-- Required work --
Examine the entries and show every line in which the word "density" is found.
%%
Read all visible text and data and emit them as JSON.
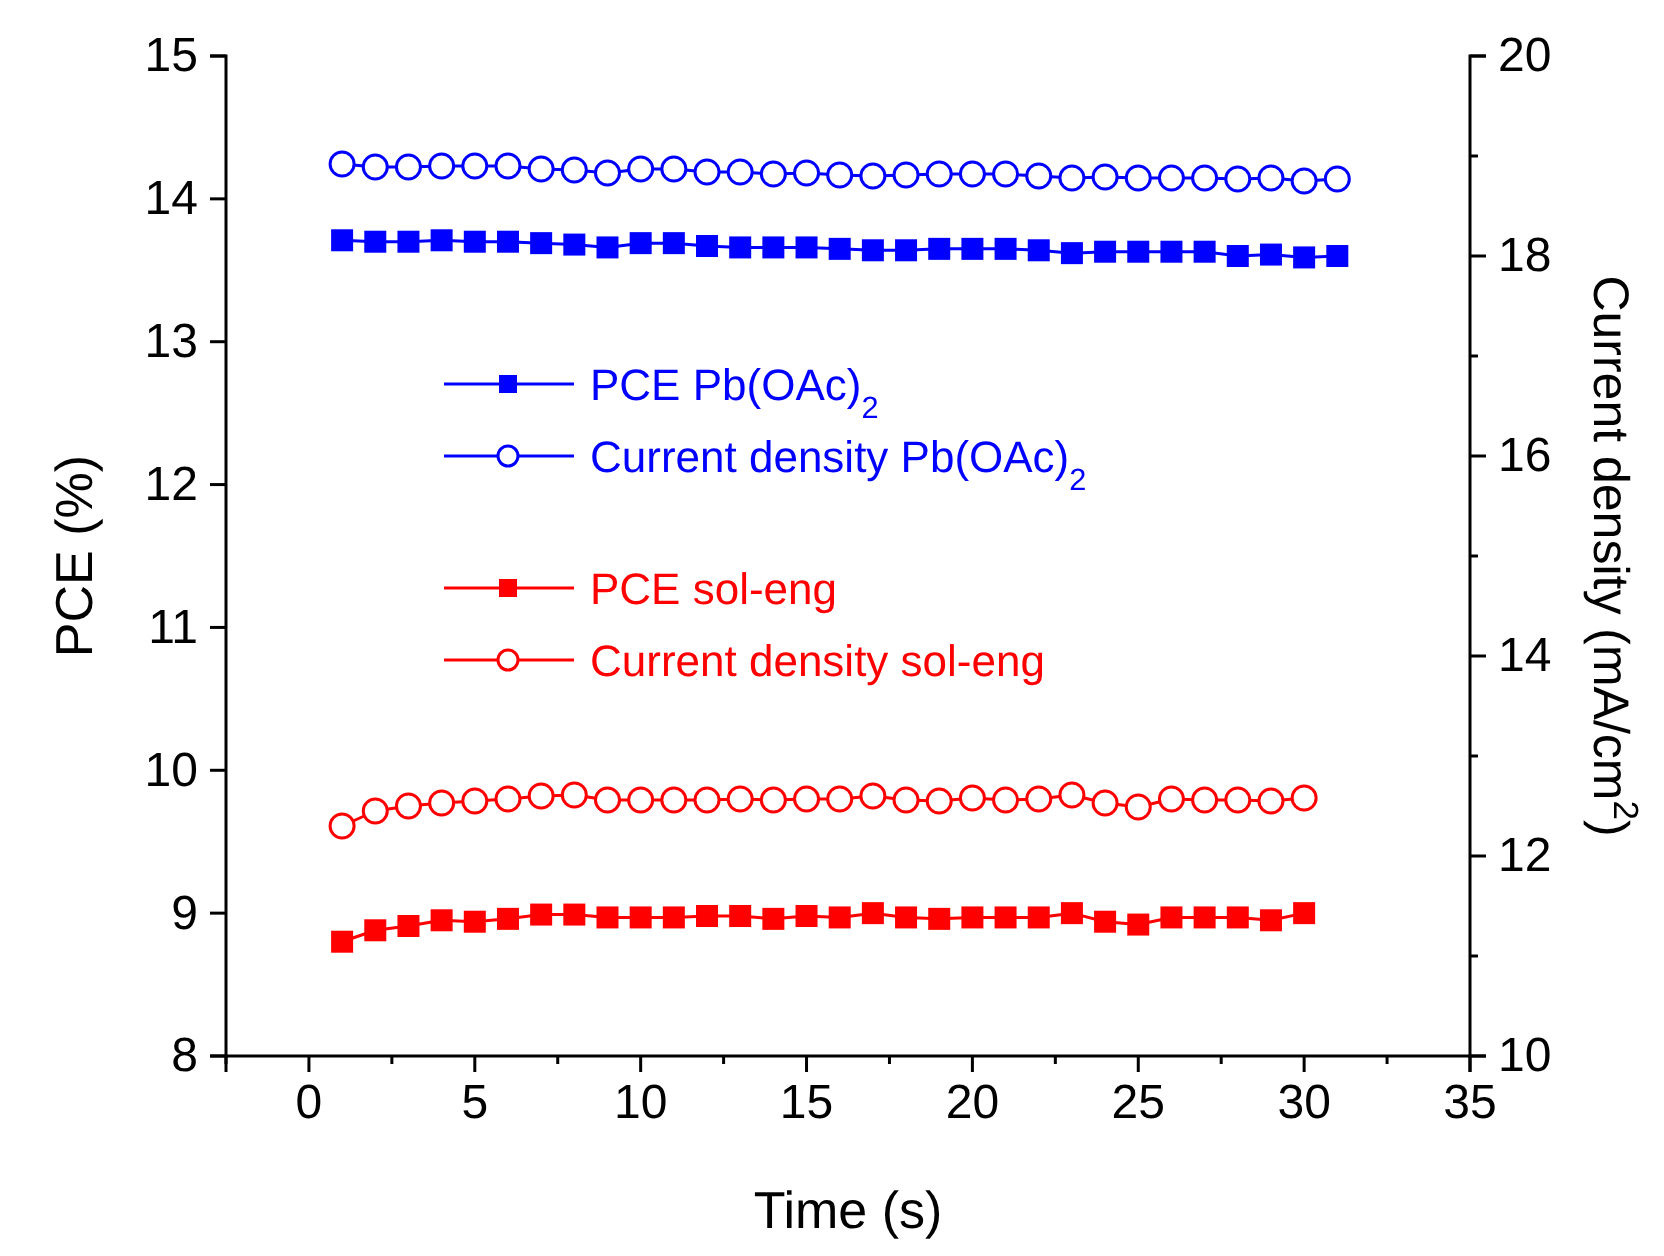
{
  "chart_data": {
    "type": "line",
    "xlabel": "Time (s)",
    "ylabel": "PCE (%)",
    "y2label": "Current density (mA/cm$^{2}$)",
    "xlim": [
      -2.5,
      35
    ],
    "xticks": [
      {
        "value": -2.5,
        "label": null
      },
      0,
      {
        "value": 2.5,
        "label": null
      },
      5,
      {
        "value": 7.5,
        "label": null
      },
      10,
      {
        "value": 12.5,
        "label": null
      },
      15,
      {
        "value": 17.5,
        "label": null
      },
      20,
      {
        "value": 22.5,
        "label": null
      },
      25,
      {
        "value": 27.5,
        "label": null
      },
      30,
      {
        "value": 32.5,
        "label": null
      },
      35
    ],
    "ylim": [
      8,
      15
    ],
    "yticks": [
      8,
      9,
      10,
      11,
      12,
      13,
      14,
      15
    ],
    "y2lim": [
      10,
      20
    ],
    "y2ticks": [
      10,
      {
        "value": 11,
        "label": null
      },
      12,
      {
        "value": 13,
        "label": null
      },
      14,
      {
        "value": 15,
        "label": null
      },
      16,
      {
        "value": 17,
        "label": null
      },
      18,
      {
        "value": 19,
        "label": null
      },
      20
    ],
    "legend": "center left",
    "line_style": "solid",
    "grid": false,
    "series": [
      {
        "name": "PCE Pb(OAc)$_{2}$",
        "color": "#0000ff",
        "marker": "square",
        "x": [
          1,
          2,
          3,
          4,
          5,
          6,
          7,
          8,
          9,
          10,
          11,
          12,
          13,
          14,
          15,
          16,
          17,
          18,
          19,
          20,
          21,
          22,
          23,
          24,
          25,
          26,
          27,
          28,
          29,
          30,
          31
        ],
        "values": [
          13.71,
          13.7,
          13.7,
          13.71,
          13.7,
          13.7,
          13.69,
          13.68,
          13.66,
          13.69,
          13.69,
          13.67,
          13.66,
          13.66,
          13.66,
          13.65,
          13.64,
          13.64,
          13.65,
          13.65,
          13.65,
          13.64,
          13.62,
          13.63,
          13.63,
          13.63,
          13.63,
          13.6,
          13.61,
          13.59,
          13.6
        ]
      },
      {
        "name": "Current density Pb(OAc)$_{2}$",
        "color": "#0000ff",
        "marker": "circle",
        "axis": "y2",
        "x": [
          1,
          2,
          3,
          4,
          5,
          6,
          7,
          8,
          9,
          10,
          11,
          12,
          13,
          14,
          15,
          16,
          17,
          18,
          19,
          20,
          21,
          22,
          23,
          24,
          25,
          26,
          27,
          28,
          29,
          30,
          31
        ],
        "values": [
          18.92,
          18.89,
          18.89,
          18.9,
          18.9,
          18.9,
          18.87,
          18.86,
          18.83,
          18.87,
          18.87,
          18.84,
          18.84,
          18.82,
          18.83,
          18.81,
          18.8,
          18.81,
          18.82,
          18.82,
          18.82,
          18.8,
          18.78,
          18.79,
          18.78,
          18.78,
          18.78,
          18.77,
          18.78,
          18.75,
          18.77
        ]
      },
      {
        "name": "PCE sol-eng",
        "color": "#ff0000",
        "marker": "square",
        "x": [
          1,
          2,
          3,
          4,
          5,
          6,
          7,
          8,
          9,
          10,
          11,
          12,
          13,
          14,
          15,
          16,
          17,
          18,
          19,
          20,
          21,
          22,
          23,
          24,
          25,
          26,
          27,
          28,
          29,
          30
        ],
        "values": [
          8.8,
          8.88,
          8.91,
          8.95,
          8.94,
          8.96,
          8.99,
          8.99,
          8.97,
          8.97,
          8.97,
          8.98,
          8.98,
          8.96,
          8.98,
          8.97,
          9.0,
          8.97,
          8.96,
          8.97,
          8.97,
          8.97,
          9.0,
          8.94,
          8.92,
          8.97,
          8.97,
          8.97,
          8.95,
          9.0
        ]
      },
      {
        "name": "Current density sol-eng",
        "color": "#ff0000",
        "marker": "circle",
        "axis": "y2",
        "x": [
          1,
          2,
          3,
          4,
          5,
          6,
          7,
          8,
          9,
          10,
          11,
          12,
          13,
          14,
          15,
          16,
          17,
          18,
          19,
          20,
          21,
          22,
          23,
          24,
          25,
          26,
          27,
          28,
          29,
          30
        ],
        "values": [
          12.3,
          12.45,
          12.5,
          12.53,
          12.55,
          12.57,
          12.6,
          12.61,
          12.56,
          12.56,
          12.56,
          12.56,
          12.57,
          12.56,
          12.57,
          12.57,
          12.6,
          12.56,
          12.55,
          12.58,
          12.56,
          12.57,
          12.61,
          12.53,
          12.49,
          12.57,
          12.56,
          12.56,
          12.55,
          12.58
        ]
      }
    ]
  }
}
%%
-- Solution for this exercise --
    "y2label": "Current density (mA/cm$^{2}$)",
        "name": "Current density Pb(OAc)$_{2}$",
        "name": "Current density sol-eng",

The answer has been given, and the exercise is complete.